# TASK REQUIREMENTS:
Copy every line that holds "ffffff".

# SUPPLIED DATA:
^^^^^^^^
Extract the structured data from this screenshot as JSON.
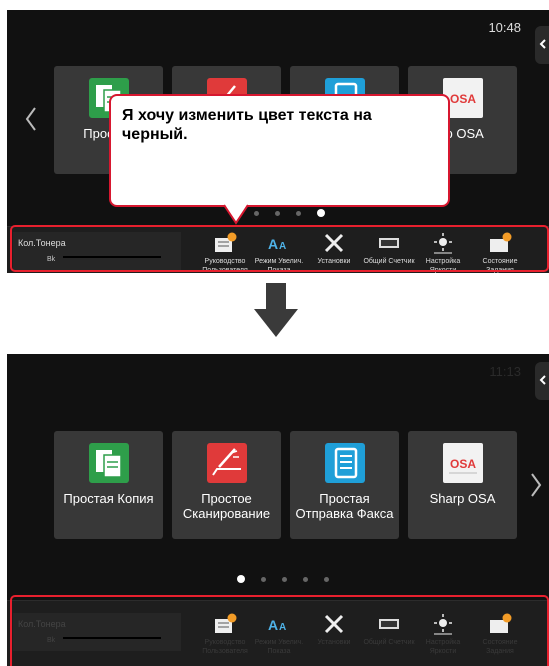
{
  "top_screen": {
    "clock": "10:48",
    "tiles": [
      {
        "label": "Простая",
        "icon": "copy-icon"
      },
      {
        "label": "",
        "icon": "scan-icon"
      },
      {
        "label": "",
        "icon": "fax-icon"
      },
      {
        "label": "rp OSA",
        "icon": "osa-icon"
      }
    ],
    "callout_text": "Я хочу изменить цвет текста на черный.",
    "toner_title": "Кол.Тонера",
    "toner_bk": "Bk",
    "taskbar": [
      {
        "label": "Руководство Пользователя",
        "icon": "user-guide-icon"
      },
      {
        "label": "Режим Увелич. Показа",
        "icon": "zoom-mode-icon"
      },
      {
        "label": "Установки",
        "icon": "settings-tools-icon"
      },
      {
        "label": "Общий Счетчик",
        "icon": "counter-icon"
      },
      {
        "label": "Настройка Яркости",
        "icon": "brightness-icon"
      },
      {
        "label": "Состояние Задания",
        "icon": "job-status-icon"
      }
    ]
  },
  "bottom_screen": {
    "clock": "11:13",
    "tiles": [
      {
        "label": "Простая Копия",
        "icon": "copy-icon"
      },
      {
        "label": "Простое Сканирование",
        "icon": "scan-icon"
      },
      {
        "label": "Простая Отправка Факса",
        "icon": "fax-icon"
      },
      {
        "label": "Sharp OSA",
        "icon": "osa-icon"
      }
    ],
    "toner_title": "Кол.Тонера",
    "toner_bk": "Bk",
    "taskbar": [
      {
        "label": "Руководство Пользователя",
        "icon": "user-guide-icon"
      },
      {
        "label": "Режим Увелич. Показа",
        "icon": "zoom-mode-icon"
      },
      {
        "label": "Установки",
        "icon": "settings-tools-icon"
      },
      {
        "label": "Общий Счетчик",
        "icon": "counter-icon"
      },
      {
        "label": "Настройка Яркости",
        "icon": "brightness-icon"
      },
      {
        "label": "Состояние Задания",
        "icon": "job-status-icon"
      }
    ]
  },
  "colors": {
    "highlight_red": "#e8202e",
    "copy_green": "#2e9e4a",
    "scan_red": "#e03a3a",
    "fax_blue": "#1f9fd8"
  }
}
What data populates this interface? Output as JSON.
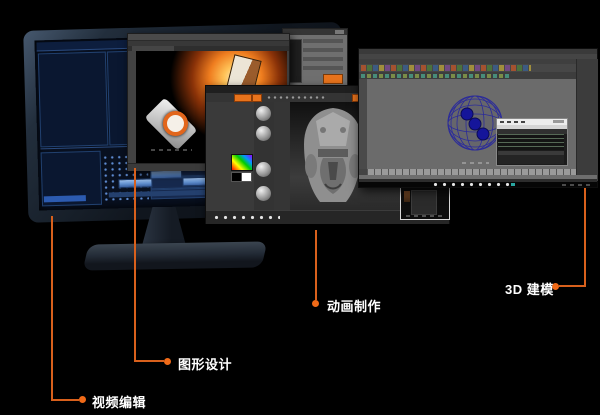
{
  "colors": {
    "accent_orange": "#e8671f",
    "background": "#000000",
    "monitor_screen_blue": "#0a1730",
    "maya_viewport_gray": "#6b6b6b",
    "zbrush_panel_gray": "#3a3a3a",
    "photoshop_chrome_gray": "#3d3d3d"
  },
  "callouts": {
    "video_editing": {
      "label": "视频编辑"
    },
    "graphic_design": {
      "label": "图形设计"
    },
    "animation": {
      "label": "动画制作"
    },
    "modeling": {
      "label": "3D 建模"
    }
  }
}
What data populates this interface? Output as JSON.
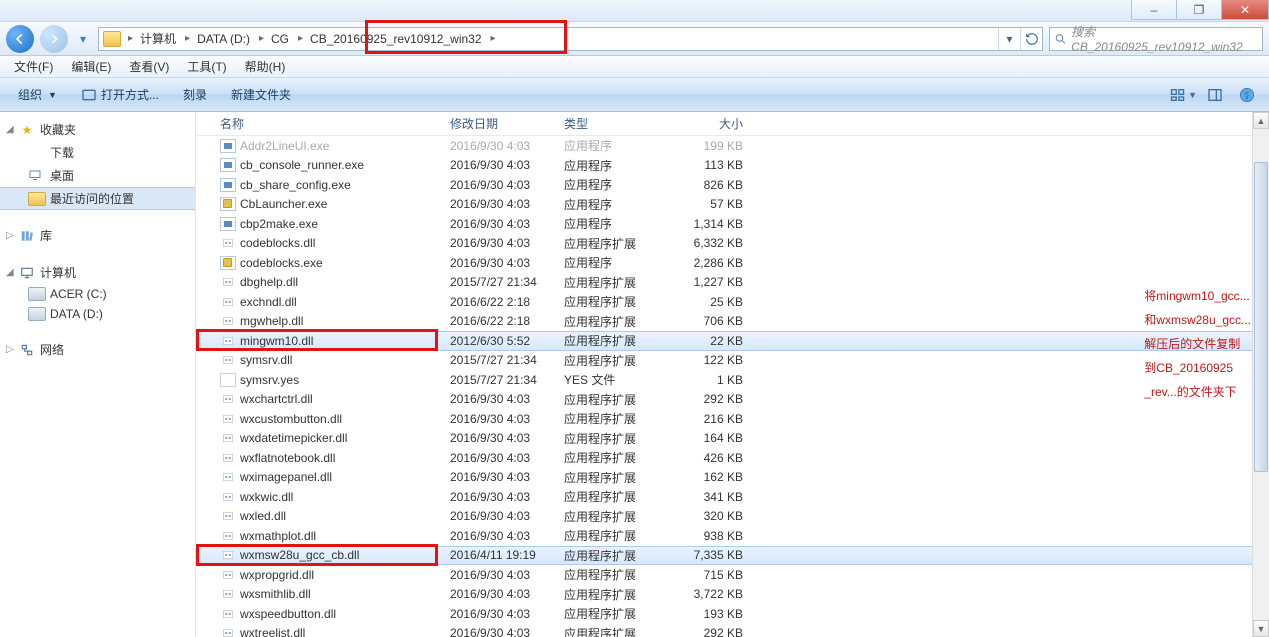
{
  "window_controls": {
    "min": "–",
    "max": "❐",
    "close": "✕"
  },
  "breadcrumbs": [
    "计算机",
    "DATA (D:)",
    "CG",
    "CB_20160925_rev10912_win32"
  ],
  "search_placeholder": "搜索 CB_20160925_rev10912_win32",
  "menu": {
    "file": "文件(F)",
    "edit": "编辑(E)",
    "view": "查看(V)",
    "tools": "工具(T)",
    "help": "帮助(H)"
  },
  "toolbar": {
    "organize": "组织",
    "open_with": "打开方式...",
    "burn": "刻录",
    "new_folder": "新建文件夹"
  },
  "sidebar": {
    "favorites": {
      "label": "收藏夹",
      "items": [
        {
          "label": "下载"
        },
        {
          "label": "桌面"
        },
        {
          "label": "最近访问的位置"
        }
      ]
    },
    "libraries": {
      "label": "库"
    },
    "computer": {
      "label": "计算机",
      "items": [
        {
          "label": "ACER (C:)"
        },
        {
          "label": "DATA (D:)"
        }
      ]
    },
    "network": {
      "label": "网络"
    }
  },
  "columns": {
    "name": "名称",
    "date": "修改日期",
    "type": "类型",
    "size": "大小"
  },
  "files": [
    {
      "icon": "exe",
      "name": "Addr2LineUI.exe",
      "date": "2016/9/30 4:03",
      "type": "应用程序",
      "size": "199 KB",
      "dim": true
    },
    {
      "icon": "exe",
      "name": "cb_console_runner.exe",
      "date": "2016/9/30 4:03",
      "type": "应用程序",
      "size": "113 KB"
    },
    {
      "icon": "exe",
      "name": "cb_share_config.exe",
      "date": "2016/9/30 4:03",
      "type": "应用程序",
      "size": "826 KB"
    },
    {
      "icon": "app",
      "name": "CbLauncher.exe",
      "date": "2016/9/30 4:03",
      "type": "应用程序",
      "size": "57 KB"
    },
    {
      "icon": "exe",
      "name": "cbp2make.exe",
      "date": "2016/9/30 4:03",
      "type": "应用程序",
      "size": "1,314 KB"
    },
    {
      "icon": "dll",
      "name": "codeblocks.dll",
      "date": "2016/9/30 4:03",
      "type": "应用程序扩展",
      "size": "6,332 KB"
    },
    {
      "icon": "app",
      "name": "codeblocks.exe",
      "date": "2016/9/30 4:03",
      "type": "应用程序",
      "size": "2,286 KB"
    },
    {
      "icon": "dll",
      "name": "dbghelp.dll",
      "date": "2015/7/27 21:34",
      "type": "应用程序扩展",
      "size": "1,227 KB"
    },
    {
      "icon": "dll",
      "name": "exchndl.dll",
      "date": "2016/6/22 2:18",
      "type": "应用程序扩展",
      "size": "25 KB"
    },
    {
      "icon": "dll",
      "name": "mgwhelp.dll",
      "date": "2016/6/22 2:18",
      "type": "应用程序扩展",
      "size": "706 KB"
    },
    {
      "icon": "dll",
      "name": "mingwm10.dll",
      "date": "2012/6/30 5:52",
      "type": "应用程序扩展",
      "size": "22 KB",
      "selected": true,
      "hl": true
    },
    {
      "icon": "dll",
      "name": "symsrv.dll",
      "date": "2015/7/27 21:34",
      "type": "应用程序扩展",
      "size": "122 KB"
    },
    {
      "icon": "yes",
      "name": "symsrv.yes",
      "date": "2015/7/27 21:34",
      "type": "YES 文件",
      "size": "1 KB"
    },
    {
      "icon": "dll",
      "name": "wxchartctrl.dll",
      "date": "2016/9/30 4:03",
      "type": "应用程序扩展",
      "size": "292 KB"
    },
    {
      "icon": "dll",
      "name": "wxcustombutton.dll",
      "date": "2016/9/30 4:03",
      "type": "应用程序扩展",
      "size": "216 KB"
    },
    {
      "icon": "dll",
      "name": "wxdatetimepicker.dll",
      "date": "2016/9/30 4:03",
      "type": "应用程序扩展",
      "size": "164 KB"
    },
    {
      "icon": "dll",
      "name": "wxflatnotebook.dll",
      "date": "2016/9/30 4:03",
      "type": "应用程序扩展",
      "size": "426 KB"
    },
    {
      "icon": "dll",
      "name": "wximagepanel.dll",
      "date": "2016/9/30 4:03",
      "type": "应用程序扩展",
      "size": "162 KB"
    },
    {
      "icon": "dll",
      "name": "wxkwic.dll",
      "date": "2016/9/30 4:03",
      "type": "应用程序扩展",
      "size": "341 KB"
    },
    {
      "icon": "dll",
      "name": "wxled.dll",
      "date": "2016/9/30 4:03",
      "type": "应用程序扩展",
      "size": "320 KB"
    },
    {
      "icon": "dll",
      "name": "wxmathplot.dll",
      "date": "2016/9/30 4:03",
      "type": "应用程序扩展",
      "size": "938 KB"
    },
    {
      "icon": "dll",
      "name": "wxmsw28u_gcc_cb.dll",
      "date": "2016/4/11 19:19",
      "type": "应用程序扩展",
      "size": "7,335 KB",
      "selected": true,
      "hl": true
    },
    {
      "icon": "dll",
      "name": "wxpropgrid.dll",
      "date": "2016/9/30 4:03",
      "type": "应用程序扩展",
      "size": "715 KB"
    },
    {
      "icon": "dll",
      "name": "wxsmithlib.dll",
      "date": "2016/9/30 4:03",
      "type": "应用程序扩展",
      "size": "3,722 KB"
    },
    {
      "icon": "dll",
      "name": "wxspeedbutton.dll",
      "date": "2016/9/30 4:03",
      "type": "应用程序扩展",
      "size": "193 KB"
    },
    {
      "icon": "dll",
      "name": "wxtreelist.dll",
      "date": "2016/9/30 4:03",
      "type": "应用程序扩展",
      "size": "292 KB"
    }
  ],
  "annotations": [
    "将mingwm10_gcc...",
    "和wxmsw28u_gcc...",
    "解压后的文件复制",
    "到CB_20160925",
    "_rev...的文件夹下"
  ]
}
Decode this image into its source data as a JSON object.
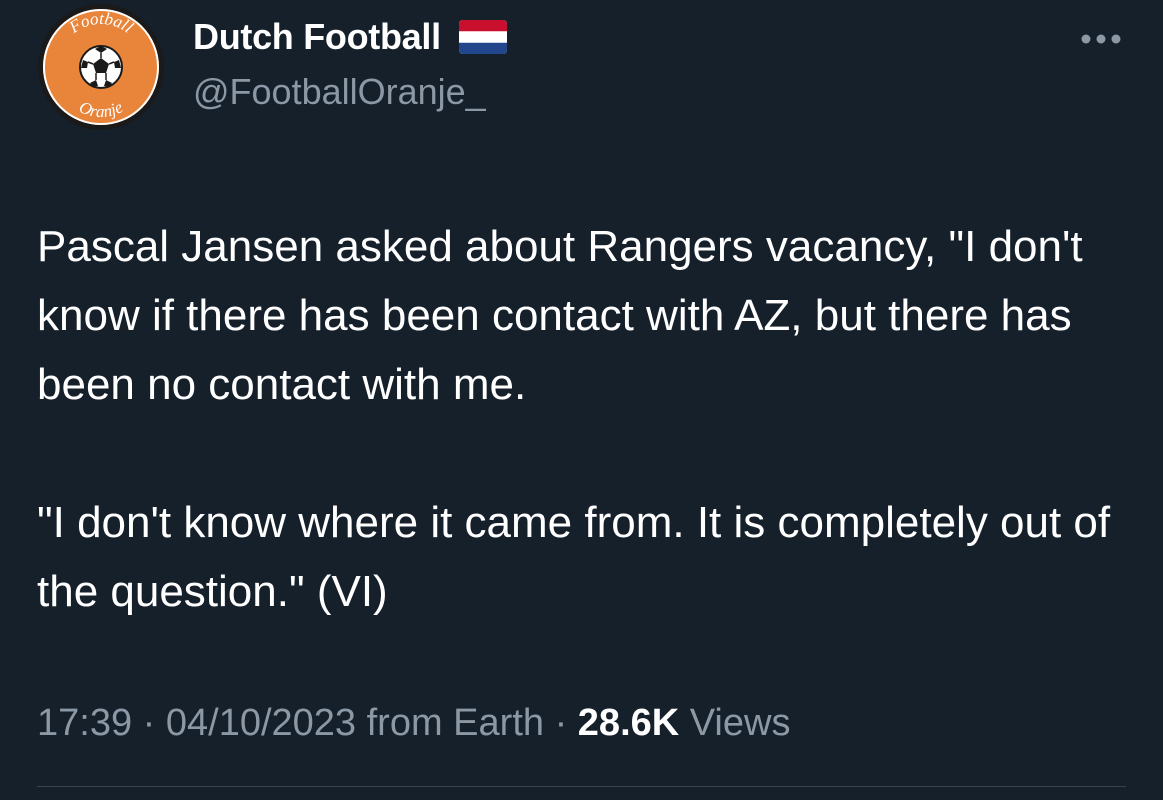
{
  "author": {
    "display_name": "Dutch Football",
    "handle": "@FootballOranje_",
    "flag_icon": "netherlands-flag-icon",
    "avatar": {
      "icon": "football-oranje-logo",
      "ring_text_top": "Football",
      "ring_text_bottom": "Oranje",
      "colors": {
        "ring": "#e8853a",
        "inner": "#ffffff",
        "outline": "#1a1a1a"
      }
    }
  },
  "more_icon": "more-options-icon",
  "tweet": {
    "paragraphs": [
      "Pascal Jansen asked about Rangers vacancy, \"I don't know if there has been contact with AZ, but there has been no contact with me.",
      "\"I don't know where it came from. It is completely out of the question.\" (VI)"
    ]
  },
  "meta": {
    "time": "17:39",
    "separator": "·",
    "date": "04/10/2023",
    "source": "from Earth",
    "views_count": "28.6K",
    "views_label": "Views"
  },
  "colors": {
    "background": "#15202b",
    "primary_text": "#ffffff",
    "secondary_text": "#8b98a5",
    "divider": "#38444d"
  }
}
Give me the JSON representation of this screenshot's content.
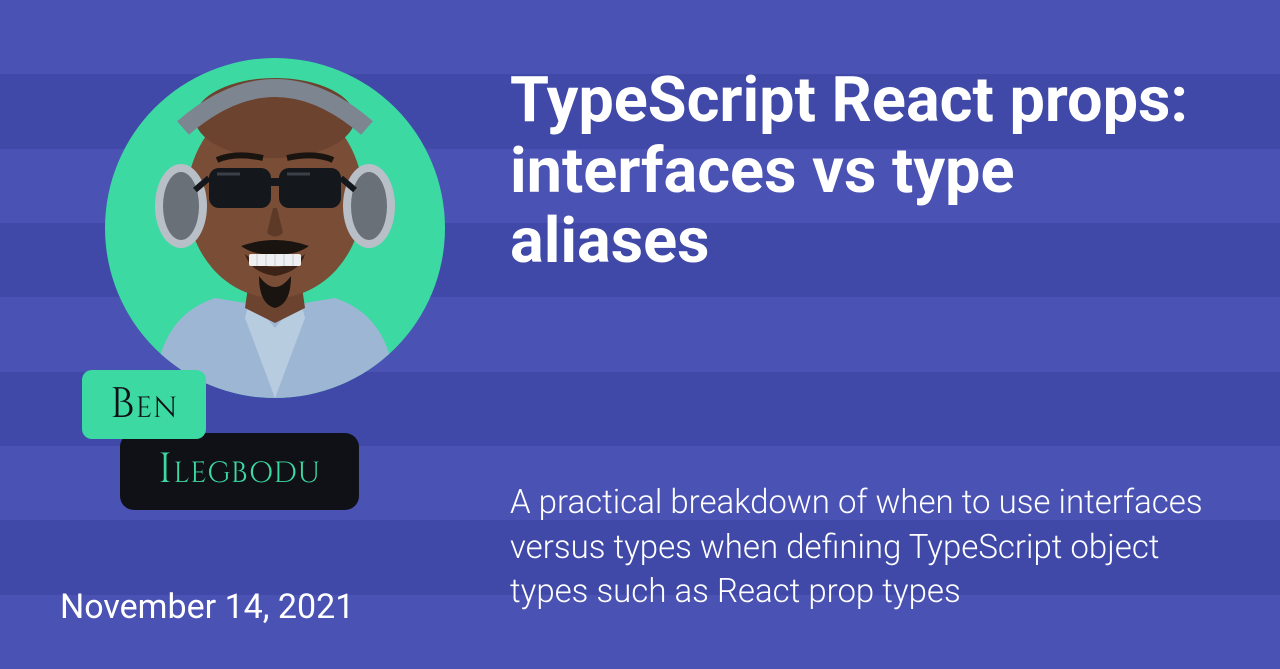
{
  "author": {
    "first_name": "Ben",
    "last_name": "Ilegbodu"
  },
  "date": "November 14, 2021",
  "title": "TypeScript React props: interfaces vs type aliases",
  "subtitle": "A practical breakdown of when to use interfaces versus types when defining TypeScript object types such as React prop types",
  "colors": {
    "accent": "#3dd9a3",
    "background": "#4a52b3",
    "stripe_dark": "#4049a8",
    "text": "#ffffff",
    "name_bg_dark": "#0f1116"
  }
}
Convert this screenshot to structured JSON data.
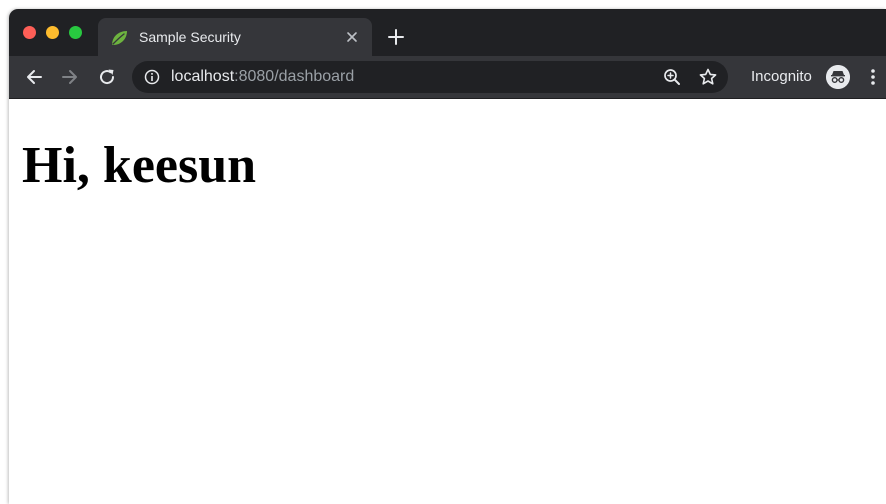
{
  "tab": {
    "title": "Sample Security",
    "favicon": "spring-leaf-icon"
  },
  "address_bar": {
    "host": "localhost",
    "path": ":8080/dashboard"
  },
  "profile": {
    "label": "Incognito"
  },
  "page": {
    "heading": "Hi, keesun"
  },
  "icons": {
    "back": "back-arrow-icon",
    "forward": "forward-arrow-icon",
    "reload": "reload-icon",
    "info": "info-icon",
    "zoom": "zoom-icon",
    "bookmark": "star-icon",
    "menu": "kebab-menu-icon"
  },
  "colors": {
    "tabstrip": "#202124",
    "toolbar": "#35363a",
    "omnibox": "#202124",
    "favicon": "#6db33f",
    "traffic_red": "#fe5f57",
    "traffic_yellow": "#febc2e",
    "traffic_green": "#28c840"
  }
}
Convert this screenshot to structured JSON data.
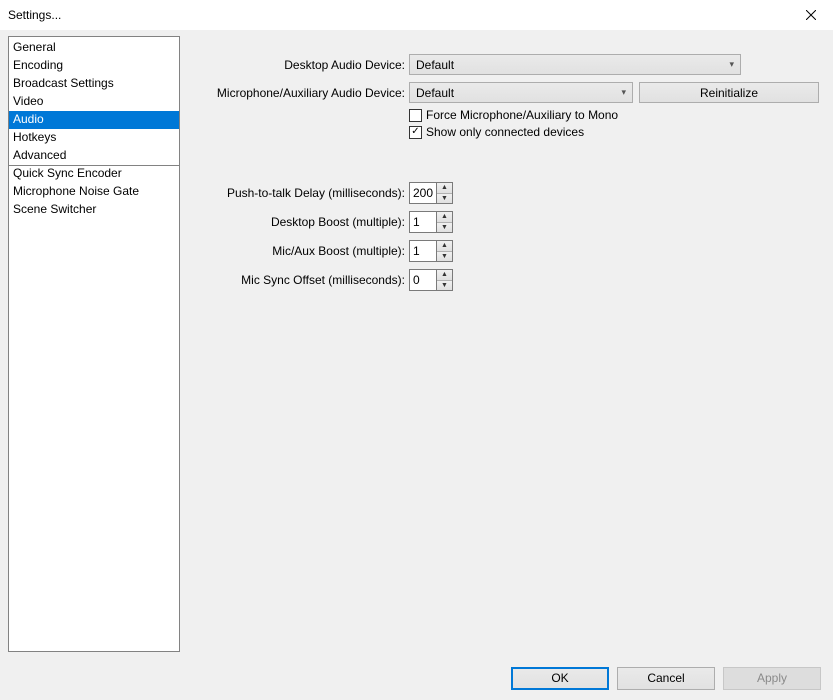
{
  "window": {
    "title": "Settings..."
  },
  "sidebar": {
    "items": [
      {
        "label": "General"
      },
      {
        "label": "Encoding"
      },
      {
        "label": "Broadcast Settings"
      },
      {
        "label": "Video"
      },
      {
        "label": "Audio"
      },
      {
        "label": "Hotkeys"
      },
      {
        "label": "Advanced"
      },
      {
        "label": "Quick Sync Encoder"
      },
      {
        "label": "Microphone Noise Gate"
      },
      {
        "label": "Scene Switcher"
      }
    ],
    "selected_index": 4,
    "separator_before_index": 7
  },
  "main": {
    "desktop_audio": {
      "label": "Desktop Audio Device:",
      "value": "Default"
    },
    "mic_audio": {
      "label": "Microphone/Auxiliary Audio Device:",
      "value": "Default"
    },
    "reinitialize_label": "Reinitialize",
    "force_mono": {
      "label": "Force Microphone/Auxiliary to Mono",
      "checked": false
    },
    "show_connected": {
      "label": "Show only connected devices",
      "checked": true
    },
    "ptt_delay": {
      "label": "Push-to-talk Delay (milliseconds):",
      "value": "200"
    },
    "desktop_boost": {
      "label": "Desktop Boost (multiple):",
      "value": "1"
    },
    "mic_boost": {
      "label": "Mic/Aux Boost (multiple):",
      "value": "1"
    },
    "mic_sync": {
      "label": "Mic Sync Offset (milliseconds):",
      "value": "0"
    }
  },
  "buttons": {
    "ok": "OK",
    "cancel": "Cancel",
    "apply": "Apply"
  },
  "check_glyph": "✓"
}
^^^^^^^^
# RESPONSE FOR THIS EXERCISE:
        "inner": "#ffffff",
    "primary_text": "#ffffff",
    "text": "#ffffff",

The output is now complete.